Dataset rows about figures
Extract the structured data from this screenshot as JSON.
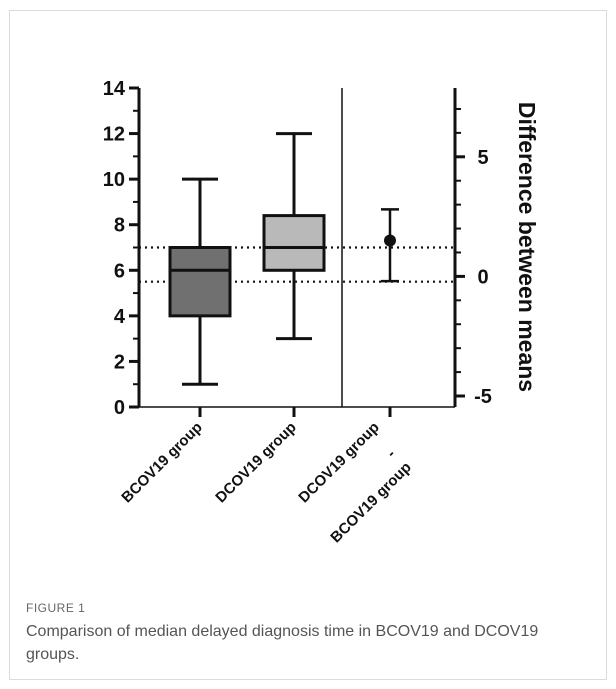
{
  "figure": {
    "label": "FIGURE 1",
    "caption": "Comparison of median delayed diagnosis time in BCOV19 and DCOV19 groups."
  },
  "chart_data": {
    "type": "boxplot",
    "left_axis": {
      "ylim": [
        0,
        14
      ],
      "ticks": [
        0,
        2,
        4,
        6,
        8,
        10,
        12,
        14
      ]
    },
    "right_axis": {
      "label": "Difference between means",
      "ylim": [
        -5,
        7.5
      ],
      "ticks": [
        -5,
        0,
        5
      ]
    },
    "categories": [
      "BCOV19  group",
      "DCOV19 group",
      "DCOV19 group",
      "-",
      "BCOV19  group"
    ],
    "boxes": [
      {
        "name": "BCOV19  group",
        "min": 1,
        "q1": 4,
        "median": 6,
        "q3": 7,
        "max": 10,
        "fill": "#707070"
      },
      {
        "name": "DCOV19 group",
        "min": 3,
        "q1": 6,
        "median": 7,
        "q3": 8.4,
        "max": 12,
        "fill": "#b9b9b9"
      }
    ],
    "difference": {
      "mean": 1.5,
      "lower": -0.2,
      "upper": 2.8
    },
    "reference_lines": {
      "group1_mean": 5.5,
      "group2_mean": 7.0,
      "style": "dotted"
    },
    "colors": {
      "axis": "#111111",
      "box_stroke": "#111111"
    }
  }
}
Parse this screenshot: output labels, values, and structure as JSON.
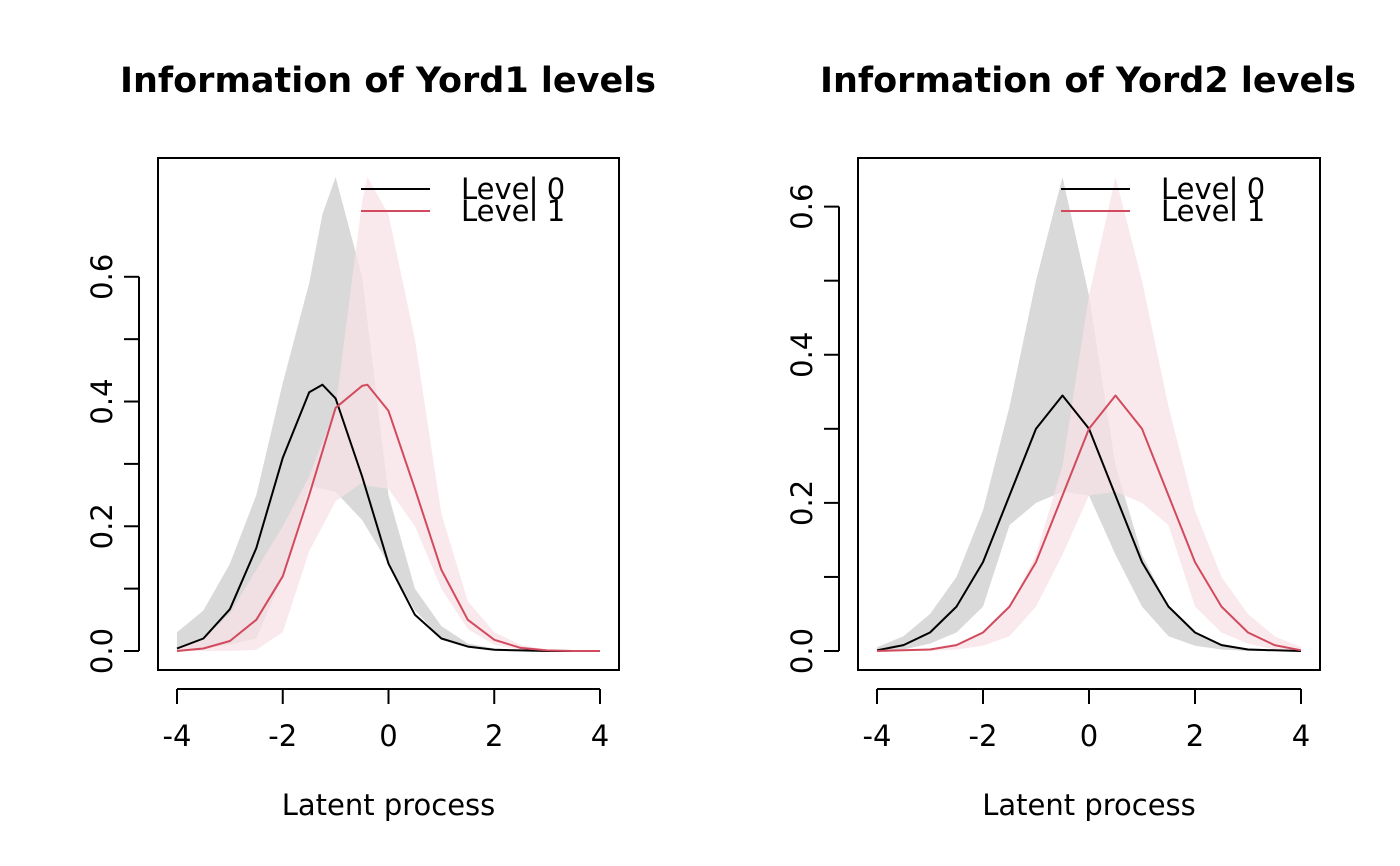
{
  "chart_data": [
    {
      "type": "line",
      "title": "Information of Yord1 levels",
      "xlabel": "Latent process",
      "ylabel": "",
      "xlim": [
        -4,
        4
      ],
      "ylim": [
        0,
        0.76
      ],
      "xticks": [
        -4,
        -2,
        0,
        2,
        4
      ],
      "xtick_labels": [
        "-4",
        "-2",
        "0",
        "2",
        "4"
      ],
      "yticks": [
        0.0,
        0.1,
        0.2,
        0.3,
        0.4,
        0.5,
        0.6
      ],
      "ytick_labels": [
        "0.0",
        "",
        "0.2",
        "",
        "0.4",
        "",
        "0.6"
      ],
      "legend": {
        "position": "top-right",
        "entries": [
          "Level 0",
          "Level 1"
        ]
      },
      "series": [
        {
          "name": "Level 0",
          "color": "#000000",
          "band_color": "#d9d9d9",
          "x": [
            -4,
            -3.5,
            -3,
            -2.5,
            -2,
            -1.5,
            -1.25,
            -1,
            -0.5,
            0,
            0.5,
            1,
            1.5,
            2,
            2.5,
            3,
            3.5,
            4
          ],
          "values": [
            0.004,
            0.02,
            0.067,
            0.165,
            0.31,
            0.415,
            0.427,
            0.405,
            0.28,
            0.14,
            0.058,
            0.02,
            0.007,
            0.002,
            0.001,
            0.0,
            0.0,
            0.0
          ],
          "lower": [
            0.0,
            0.005,
            0.01,
            0.02,
            0.12,
            0.265,
            0.26,
            0.255,
            0.21,
            0.14,
            0.065,
            0.02,
            0.007,
            0.002,
            0.001,
            0.0,
            0.0,
            0.0
          ],
          "upper": [
            0.03,
            0.065,
            0.14,
            0.25,
            0.43,
            0.59,
            0.7,
            0.76,
            0.6,
            0.25,
            0.1,
            0.04,
            0.012,
            0.004,
            0.001,
            0.0,
            0.0,
            0.0
          ]
        },
        {
          "name": "Level 1",
          "color": "#d24a5e",
          "band_color": "#f8e1e5",
          "x": [
            -4,
            -3.5,
            -3,
            -2.5,
            -2,
            -1.5,
            -1,
            -0.5,
            -0.4,
            0,
            0.5,
            1,
            1.5,
            2,
            2.5,
            3,
            3.5,
            4
          ],
          "values": [
            0.0,
            0.004,
            0.016,
            0.05,
            0.12,
            0.25,
            0.39,
            0.425,
            0.427,
            0.385,
            0.26,
            0.13,
            0.05,
            0.018,
            0.005,
            0.001,
            0.0,
            0.0
          ],
          "lower": [
            0.0,
            0.0,
            0.0,
            0.002,
            0.03,
            0.16,
            0.24,
            0.27,
            0.265,
            0.26,
            0.2,
            0.1,
            0.035,
            0.01,
            0.002,
            0.0,
            0.0,
            0.0
          ],
          "upper": [
            0.004,
            0.02,
            0.06,
            0.13,
            0.2,
            0.28,
            0.39,
            0.72,
            0.76,
            0.7,
            0.5,
            0.22,
            0.08,
            0.03,
            0.01,
            0.002,
            0.0,
            0.0
          ]
        }
      ]
    },
    {
      "type": "line",
      "title": "Information of Yord2 levels",
      "xlabel": "Latent process",
      "ylabel": "",
      "xlim": [
        -4,
        4
      ],
      "ylim": [
        0,
        0.64
      ],
      "xticks": [
        -4,
        -2,
        0,
        2,
        4
      ],
      "xtick_labels": [
        "-4",
        "-2",
        "0",
        "2",
        "4"
      ],
      "yticks": [
        0.0,
        0.1,
        0.2,
        0.3,
        0.4,
        0.5,
        0.6
      ],
      "ytick_labels": [
        "0.0",
        "",
        "0.2",
        "",
        "0.4",
        "",
        "0.6"
      ],
      "legend": {
        "position": "top-right",
        "entries": [
          "Level 0",
          "Level 1"
        ]
      },
      "series": [
        {
          "name": "Level 0",
          "color": "#000000",
          "band_color": "#d9d9d9",
          "x": [
            -4,
            -3.5,
            -3,
            -2.5,
            -2,
            -1.5,
            -1,
            -0.5,
            0,
            0.5,
            1,
            1.5,
            2,
            2.5,
            3,
            3.5,
            4
          ],
          "values": [
            0.001,
            0.008,
            0.025,
            0.06,
            0.12,
            0.21,
            0.3,
            0.345,
            0.3,
            0.21,
            0.12,
            0.06,
            0.025,
            0.008,
            0.002,
            0.001,
            0.0
          ],
          "lower": [
            0.0,
            0.002,
            0.01,
            0.025,
            0.06,
            0.17,
            0.2,
            0.215,
            0.21,
            0.13,
            0.06,
            0.02,
            0.007,
            0.002,
            0.0,
            0.0,
            0.0
          ],
          "upper": [
            0.005,
            0.02,
            0.05,
            0.1,
            0.19,
            0.33,
            0.5,
            0.64,
            0.48,
            0.25,
            0.13,
            0.06,
            0.025,
            0.01,
            0.003,
            0.001,
            0.0
          ]
        },
        {
          "name": "Level 1",
          "color": "#d24a5e",
          "band_color": "#f8e1e5",
          "x": [
            -4,
            -3.5,
            -3,
            -2.5,
            -2,
            -1.5,
            -1,
            -0.5,
            0,
            0.5,
            1,
            1.5,
            2,
            2.5,
            3,
            3.5,
            4
          ],
          "values": [
            0.0,
            0.001,
            0.002,
            0.008,
            0.025,
            0.06,
            0.12,
            0.21,
            0.3,
            0.345,
            0.3,
            0.21,
            0.12,
            0.06,
            0.025,
            0.008,
            0.001
          ],
          "lower": [
            0.0,
            0.0,
            0.0,
            0.002,
            0.007,
            0.02,
            0.06,
            0.13,
            0.21,
            0.215,
            0.2,
            0.17,
            0.06,
            0.025,
            0.01,
            0.002,
            0.0
          ],
          "upper": [
            0.0,
            0.001,
            0.003,
            0.01,
            0.025,
            0.06,
            0.13,
            0.25,
            0.48,
            0.64,
            0.5,
            0.33,
            0.19,
            0.1,
            0.05,
            0.02,
            0.005
          ]
        }
      ]
    }
  ]
}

#### GIVEN EXERCISE
Leave out the pictures and output every record above precisely as given.

#### PROBLEM SOLUTION
Extract the structured data from this screenshot as JSON.
{
  "figure": {
    "label": "FIGURE 1",
    "caption": "Comparison of median delayed diagnosis time in BCOV19 and DCOV19 groups."
  },
  "chart_data": {
    "type": "boxplot",
    "left_axis": {
      "ylim": [
        0,
        14
      ],
      "ticks": [
        0,
        2,
        4,
        6,
        8,
        10,
        12,
        14
      ]
    },
    "right_axis": {
      "label": "Difference between means",
      "ylim": [
        -5,
        7.5
      ],
      "ticks": [
        -5,
        0,
        5
      ]
    },
    "categories": [
      "BCOV19  group",
      "DCOV19 group",
      "DCOV19 group",
      "-",
      "BCOV19  group"
    ],
    "boxes": [
      {
        "name": "BCOV19  group",
        "min": 1,
        "q1": 4,
        "median": 6,
        "q3": 7,
        "max": 10,
        "fill": "#707070"
      },
      {
        "name": "DCOV19 group",
        "min": 3,
        "q1": 6,
        "median": 7,
        "q3": 8.4,
        "max": 12,
        "fill": "#b9b9b9"
      }
    ],
    "difference": {
      "mean": 1.5,
      "lower": -0.2,
      "upper": 2.8
    },
    "reference_lines": {
      "group1_mean": 5.5,
      "group2_mean": 7.0,
      "style": "dotted"
    },
    "colors": {
      "axis": "#111111",
      "box_stroke": "#111111"
    }
  }
}
Parse this screenshot: output labels, values, and structure as JSON.
{
  "chart_data": [
    {
      "type": "line",
      "title": "Information of Yord1 levels",
      "xlabel": "Latent process",
      "ylabel": "",
      "xlim": [
        -4,
        4
      ],
      "ylim": [
        0,
        0.76
      ],
      "xticks": [
        -4,
        -2,
        0,
        2,
        4
      ],
      "xtick_labels": [
        "-4",
        "-2",
        "0",
        "2",
        "4"
      ],
      "yticks": [
        0.0,
        0.1,
        0.2,
        0.3,
        0.4,
        0.5,
        0.6
      ],
      "ytick_labels": [
        "0.0",
        "",
        "0.2",
        "",
        "0.4",
        "",
        "0.6"
      ],
      "legend": {
        "position": "top-right",
        "entries": [
          "Level 0",
          "Level 1"
        ]
      },
      "series": [
        {
          "name": "Level 0",
          "color": "#000000",
          "band_color": "#d9d9d9",
          "x": [
            -4,
            -3.5,
            -3,
            -2.5,
            -2,
            -1.5,
            -1.25,
            -1,
            -0.5,
            0,
            0.5,
            1,
            1.5,
            2,
            2.5,
            3,
            3.5,
            4
          ],
          "values": [
            0.004,
            0.02,
            0.067,
            0.165,
            0.31,
            0.415,
            0.427,
            0.405,
            0.28,
            0.14,
            0.058,
            0.02,
            0.007,
            0.002,
            0.001,
            0.0,
            0.0,
            0.0
          ],
          "lower": [
            0.0,
            0.005,
            0.01,
            0.02,
            0.12,
            0.265,
            0.26,
            0.255,
            0.21,
            0.14,
            0.065,
            0.02,
            0.007,
            0.002,
            0.001,
            0.0,
            0.0,
            0.0
          ],
          "upper": [
            0.03,
            0.065,
            0.14,
            0.25,
            0.43,
            0.59,
            0.7,
            0.76,
            0.6,
            0.25,
            0.1,
            0.04,
            0.012,
            0.004,
            0.001,
            0.0,
            0.0,
            0.0
          ]
        },
        {
          "name": "Level 1",
          "color": "#d24a5e",
          "band_color": "#f8e1e5",
          "x": [
            -4,
            -3.5,
            -3,
            -2.5,
            -2,
            -1.5,
            -1,
            -0.5,
            -0.4,
            0,
            0.5,
            1,
            1.5,
            2,
            2.5,
            3,
            3.5,
            4
          ],
          "values": [
            0.0,
            0.004,
            0.016,
            0.05,
            0.12,
            0.25,
            0.39,
            0.425,
            0.427,
            0.385,
            0.26,
            0.13,
            0.05,
            0.018,
            0.005,
            0.001,
            0.0,
            0.0
          ],
          "lower": [
            0.0,
            0.0,
            0.0,
            0.002,
            0.03,
            0.16,
            0.24,
            0.27,
            0.265,
            0.26,
            0.2,
            0.1,
            0.035,
            0.01,
            0.002,
            0.0,
            0.0,
            0.0
          ],
          "upper": [
            0.004,
            0.02,
            0.06,
            0.13,
            0.2,
            0.28,
            0.39,
            0.72,
            0.76,
            0.7,
            0.5,
            0.22,
            0.08,
            0.03,
            0.01,
            0.002,
            0.0,
            0.0
          ]
        }
      ]
    },
    {
      "type": "line",
      "title": "Information of Yord2 levels",
      "xlabel": "Latent process",
      "ylabel": "",
      "xlim": [
        -4,
        4
      ],
      "ylim": [
        0,
        0.64
      ],
      "xticks": [
        -4,
        -2,
        0,
        2,
        4
      ],
      "xtick_labels": [
        "-4",
        "-2",
        "0",
        "2",
        "4"
      ],
      "yticks": [
        0.0,
        0.1,
        0.2,
        0.3,
        0.4,
        0.5,
        0.6
      ],
      "ytick_labels": [
        "0.0",
        "",
        "0.2",
        "",
        "0.4",
        "",
        "0.6"
      ],
      "legend": {
        "position": "top-right",
        "entries": [
          "Level 0",
          "Level 1"
        ]
      },
      "series": [
        {
          "name": "Level 0",
          "color": "#000000",
          "band_color": "#d9d9d9",
          "x": [
            -4,
            -3.5,
            -3,
            -2.5,
            -2,
            -1.5,
            -1,
            -0.5,
            0,
            0.5,
            1,
            1.5,
            2,
            2.5,
            3,
            3.5,
            4
          ],
          "values": [
            0.001,
            0.008,
            0.025,
            0.06,
            0.12,
            0.21,
            0.3,
            0.345,
            0.3,
            0.21,
            0.12,
            0.06,
            0.025,
            0.008,
            0.002,
            0.001,
            0.0
          ],
          "lower": [
            0.0,
            0.002,
            0.01,
            0.025,
            0.06,
            0.17,
            0.2,
            0.215,
            0.21,
            0.13,
            0.06,
            0.02,
            0.007,
            0.002,
            0.0,
            0.0,
            0.0
          ],
          "upper": [
            0.005,
            0.02,
            0.05,
            0.1,
            0.19,
            0.33,
            0.5,
            0.64,
            0.48,
            0.25,
            0.13,
            0.06,
            0.025,
            0.01,
            0.003,
            0.001,
            0.0
          ]
        },
        {
          "name": "Level 1",
          "color": "#d24a5e",
          "band_color": "#f8e1e5",
          "x": [
            -4,
            -3.5,
            -3,
            -2.5,
            -2,
            -1.5,
            -1,
            -0.5,
            0,
            0.5,
            1,
            1.5,
            2,
            2.5,
            3,
            3.5,
            4
          ],
          "values": [
            0.0,
            0.001,
            0.002,
            0.008,
            0.025,
            0.06,
            0.12,
            0.21,
            0.3,
            0.345,
            0.3,
            0.21,
            0.12,
            0.06,
            0.025,
            0.008,
            0.001
          ],
          "lower": [
            0.0,
            0.0,
            0.0,
            0.002,
            0.007,
            0.02,
            0.06,
            0.13,
            0.21,
            0.215,
            0.2,
            0.17,
            0.06,
            0.025,
            0.01,
            0.002,
            0.0
          ],
          "upper": [
            0.0,
            0.001,
            0.003,
            0.01,
            0.025,
            0.06,
            0.13,
            0.25,
            0.48,
            0.64,
            0.5,
            0.33,
            0.19,
            0.1,
            0.05,
            0.02,
            0.005
          ]
        }
      ]
    }
  ]
}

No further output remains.